··· WORKING DATA ···
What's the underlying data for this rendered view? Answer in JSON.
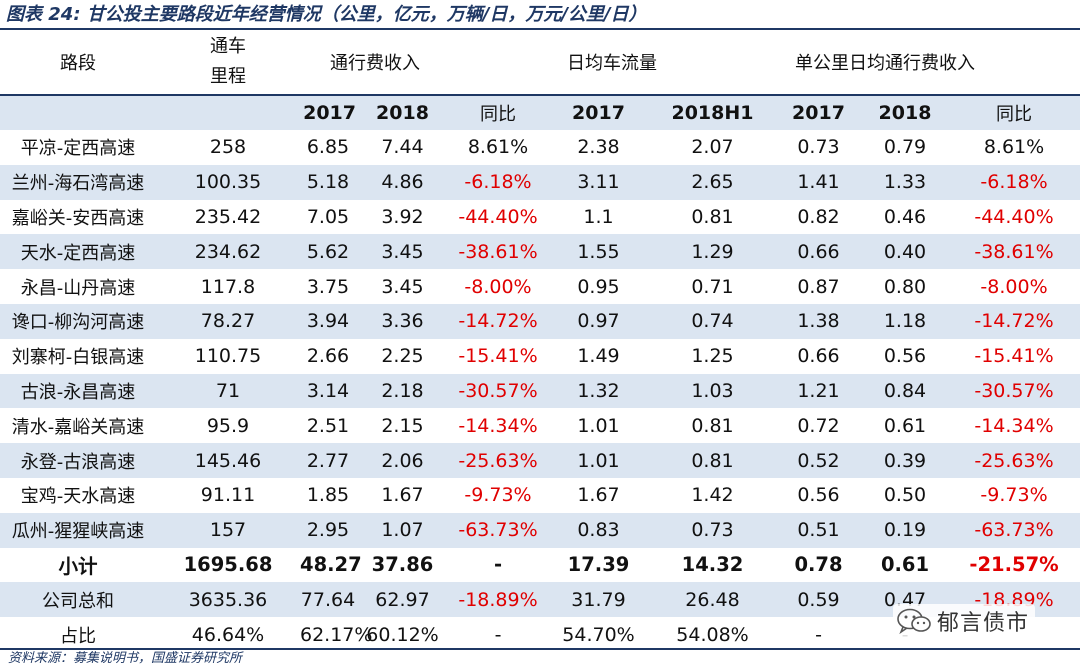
{
  "caption": "图表 24: 甘公投主要路段近年经营情况（公里，亿元，万辆/日，万元/公里/日）",
  "header": {
    "road": "路段",
    "mileage_line1": "通车",
    "mileage_line2": "里程",
    "toll": "通行费收入",
    "traffic": "日均车流量",
    "per_km": "单公里日均通行费收入",
    "y2017": "2017",
    "y2018": "2018",
    "yoy": "同比",
    "y2018h1": "2018H1"
  },
  "rows": [
    {
      "name": "平凉-定西高速",
      "mileage": "258",
      "t2017": "6.85",
      "t2018": "7.44",
      "tyoy": "8.61%",
      "f2017": "2.38",
      "f2018h1": "2.07",
      "k2017": "0.73",
      "k2018": "0.79",
      "kyoy": "8.61%"
    },
    {
      "name": "兰州-海石湾高速",
      "mileage": "100.35",
      "t2017": "5.18",
      "t2018": "4.86",
      "tyoy": "-6.18%",
      "f2017": "3.11",
      "f2018h1": "2.65",
      "k2017": "1.41",
      "k2018": "1.33",
      "kyoy": "-6.18%"
    },
    {
      "name": "嘉峪关-安西高速",
      "mileage": "235.42",
      "t2017": "7.05",
      "t2018": "3.92",
      "tyoy": "-44.40%",
      "f2017": "1.1",
      "f2018h1": "0.81",
      "k2017": "0.82",
      "k2018": "0.46",
      "kyoy": "-44.40%"
    },
    {
      "name": "天水-定西高速",
      "mileage": "234.62",
      "t2017": "5.62",
      "t2018": "3.45",
      "tyoy": "-38.61%",
      "f2017": "1.55",
      "f2018h1": "1.29",
      "k2017": "0.66",
      "k2018": "0.40",
      "kyoy": "-38.61%"
    },
    {
      "name": "永昌-山丹高速",
      "mileage": "117.8",
      "t2017": "3.75",
      "t2018": "3.45",
      "tyoy": "-8.00%",
      "f2017": "0.95",
      "f2018h1": "0.71",
      "k2017": "0.87",
      "k2018": "0.80",
      "kyoy": "-8.00%"
    },
    {
      "name": "谗口-柳沟河高速",
      "mileage": "78.27",
      "t2017": "3.94",
      "t2018": "3.36",
      "tyoy": "-14.72%",
      "f2017": "0.97",
      "f2018h1": "0.74",
      "k2017": "1.38",
      "k2018": "1.18",
      "kyoy": "-14.72%"
    },
    {
      "name": "刘寨柯-白银高速",
      "mileage": "110.75",
      "t2017": "2.66",
      "t2018": "2.25",
      "tyoy": "-15.41%",
      "f2017": "1.49",
      "f2018h1": "1.25",
      "k2017": "0.66",
      "k2018": "0.56",
      "kyoy": "-15.41%"
    },
    {
      "name": "古浪-永昌高速",
      "mileage": "71",
      "t2017": "3.14",
      "t2018": "2.18",
      "tyoy": "-30.57%",
      "f2017": "1.32",
      "f2018h1": "1.03",
      "k2017": "1.21",
      "k2018": "0.84",
      "kyoy": "-30.57%"
    },
    {
      "name": "清水-嘉峪关高速",
      "mileage": "95.9",
      "t2017": "2.51",
      "t2018": "2.15",
      "tyoy": "-14.34%",
      "f2017": "1.01",
      "f2018h1": "0.81",
      "k2017": "0.72",
      "k2018": "0.61",
      "kyoy": "-14.34%"
    },
    {
      "name": "永登-古浪高速",
      "mileage": "145.46",
      "t2017": "2.77",
      "t2018": "2.06",
      "tyoy": "-25.63%",
      "f2017": "1.01",
      "f2018h1": "0.81",
      "k2017": "0.52",
      "k2018": "0.39",
      "kyoy": "-25.63%"
    },
    {
      "name": "宝鸡-天水高速",
      "mileage": "91.11",
      "t2017": "1.85",
      "t2018": "1.67",
      "tyoy": "-9.73%",
      "f2017": "1.67",
      "f2018h1": "1.42",
      "k2017": "0.56",
      "k2018": "0.50",
      "kyoy": "-9.73%"
    },
    {
      "name": "瓜州-猩猩峡高速",
      "mileage": "157",
      "t2017": "2.95",
      "t2018": "1.07",
      "tyoy": "-63.73%",
      "f2017": "0.83",
      "f2018h1": "0.73",
      "k2017": "0.51",
      "k2018": "0.19",
      "kyoy": "-63.73%"
    },
    {
      "name": "小计",
      "mileage": "1695.68",
      "t2017": "48.27",
      "t2018": "37.86",
      "tyoy": "-",
      "f2017": "17.39",
      "f2018h1": "14.32",
      "k2017": "0.78",
      "k2018": "0.61",
      "kyoy": "-21.57%"
    },
    {
      "name": "公司总和",
      "mileage": "3635.36",
      "t2017": "77.64",
      "t2018": "62.97",
      "tyoy": "-18.89%",
      "f2017": "31.79",
      "f2018h1": "26.48",
      "k2017": "0.59",
      "k2018": "0.47",
      "kyoy": "-18.89%"
    },
    {
      "name": "占比",
      "mileage": "46.64%",
      "t2017": "62.17%",
      "t2018": "60.12%",
      "tyoy": "-",
      "f2017": "54.70%",
      "f2018h1": "54.08%",
      "k2017": "-",
      "k2018": "-",
      "kyoy": ""
    }
  ],
  "source": "资料来源：募集说明书，国盛证券研究所",
  "watermark": {
    "text": "郁言债市",
    "icon": "wechat-icon"
  },
  "colors": {
    "header_band": "#dbe5f1",
    "accent": "#1f3864",
    "negative": "#e00000"
  }
}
···
**TASK REQUIREMENTS**
Print the whole listing above once more, word for word, without its pictures.

**COMPLETED TASK**
What's the underlying data for this rendered view? Answer in JSON.
{
  "caption": "图表 24: 甘公投主要路段近年经营情况（公里，亿元，万辆/日，万元/公里/日）",
  "header": {
    "road": "路段",
    "mileage_line1": "通车",
    "mileage_line2": "里程",
    "toll": "通行费收入",
    "traffic": "日均车流量",
    "per_km": "单公里日均通行费收入",
    "y2017": "2017",
    "y2018": "2018",
    "yoy": "同比",
    "y2018h1": "2018H1"
  },
  "rows": [
    {
      "name": "平凉-定西高速",
      "mileage": "258",
      "t2017": "6.85",
      "t2018": "7.44",
      "tyoy": "8.61%",
      "f2017": "2.38",
      "f2018h1": "2.07",
      "k2017": "0.73",
      "k2018": "0.79",
      "kyoy": "8.61%"
    },
    {
      "name": "兰州-海石湾高速",
      "mileage": "100.35",
      "t2017": "5.18",
      "t2018": "4.86",
      "tyoy": "-6.18%",
      "f2017": "3.11",
      "f2018h1": "2.65",
      "k2017": "1.41",
      "k2018": "1.33",
      "kyoy": "-6.18%"
    },
    {
      "name": "嘉峪关-安西高速",
      "mileage": "235.42",
      "t2017": "7.05",
      "t2018": "3.92",
      "tyoy": "-44.40%",
      "f2017": "1.1",
      "f2018h1": "0.81",
      "k2017": "0.82",
      "k2018": "0.46",
      "kyoy": "-44.40%"
    },
    {
      "name": "天水-定西高速",
      "mileage": "234.62",
      "t2017": "5.62",
      "t2018": "3.45",
      "tyoy": "-38.61%",
      "f2017": "1.55",
      "f2018h1": "1.29",
      "k2017": "0.66",
      "k2018": "0.40",
      "kyoy": "-38.61%"
    },
    {
      "name": "永昌-山丹高速",
      "mileage": "117.8",
      "t2017": "3.75",
      "t2018": "3.45",
      "tyoy": "-8.00%",
      "f2017": "0.95",
      "f2018h1": "0.71",
      "k2017": "0.87",
      "k2018": "0.80",
      "kyoy": "-8.00%"
    },
    {
      "name": "谗口-柳沟河高速",
      "mileage": "78.27",
      "t2017": "3.94",
      "t2018": "3.36",
      "tyoy": "-14.72%",
      "f2017": "0.97",
      "f2018h1": "0.74",
      "k2017": "1.38",
      "k2018": "1.18",
      "kyoy": "-14.72%"
    },
    {
      "name": "刘寨柯-白银高速",
      "mileage": "110.75",
      "t2017": "2.66",
      "t2018": "2.25",
      "tyoy": "-15.41%",
      "f2017": "1.49",
      "f2018h1": "1.25",
      "k2017": "0.66",
      "k2018": "0.56",
      "kyoy": "-15.41%"
    },
    {
      "name": "古浪-永昌高速",
      "mileage": "71",
      "t2017": "3.14",
      "t2018": "2.18",
      "tyoy": "-30.57%",
      "f2017": "1.32",
      "f2018h1": "1.03",
      "k2017": "1.21",
      "k2018": "0.84",
      "kyoy": "-30.57%"
    },
    {
      "name": "清水-嘉峪关高速",
      "mileage": "95.9",
      "t2017": "2.51",
      "t2018": "2.15",
      "tyoy": "-14.34%",
      "f2017": "1.01",
      "f2018h1": "0.81",
      "k2017": "0.72",
      "k2018": "0.61",
      "kyoy": "-14.34%"
    },
    {
      "name": "永登-古浪高速",
      "mileage": "145.46",
      "t2017": "2.77",
      "t2018": "2.06",
      "tyoy": "-25.63%",
      "f2017": "1.01",
      "f2018h1": "0.81",
      "k2017": "0.52",
      "k2018": "0.39",
      "kyoy": "-25.63%"
    },
    {
      "name": "宝鸡-天水高速",
      "mileage": "91.11",
      "t2017": "1.85",
      "t2018": "1.67",
      "tyoy": "-9.73%",
      "f2017": "1.67",
      "f2018h1": "1.42",
      "k2017": "0.56",
      "k2018": "0.50",
      "kyoy": "-9.73%"
    },
    {
      "name": "瓜州-猩猩峡高速",
      "mileage": "157",
      "t2017": "2.95",
      "t2018": "1.07",
      "tyoy": "-63.73%",
      "f2017": "0.83",
      "f2018h1": "0.73",
      "k2017": "0.51",
      "k2018": "0.19",
      "kyoy": "-63.73%"
    },
    {
      "name": "小计",
      "mileage": "1695.68",
      "t2017": "48.27",
      "t2018": "37.86",
      "tyoy": "-",
      "f2017": "17.39",
      "f2018h1": "14.32",
      "k2017": "0.78",
      "k2018": "0.61",
      "kyoy": "-21.57%"
    },
    {
      "name": "公司总和",
      "mileage": "3635.36",
      "t2017": "77.64",
      "t2018": "62.97",
      "tyoy": "-18.89%",
      "f2017": "31.79",
      "f2018h1": "26.48",
      "k2017": "0.59",
      "k2018": "0.47",
      "kyoy": "-18.89%"
    },
    {
      "name": "占比",
      "mileage": "46.64%",
      "t2017": "62.17%",
      "t2018": "60.12%",
      "tyoy": "-",
      "f2017": "54.70%",
      "f2018h1": "54.08%",
      "k2017": "-",
      "k2018": "-",
      "kyoy": ""
    }
  ],
  "source": "资料来源：募集说明书，国盛证券研究所",
  "watermark": {
    "text": "郁言债市",
    "icon": "wechat-icon"
  },
  "colors": {
    "header_band": "#dbe5f1",
    "accent": "#1f3864",
    "negative": "#e00000"
  }
}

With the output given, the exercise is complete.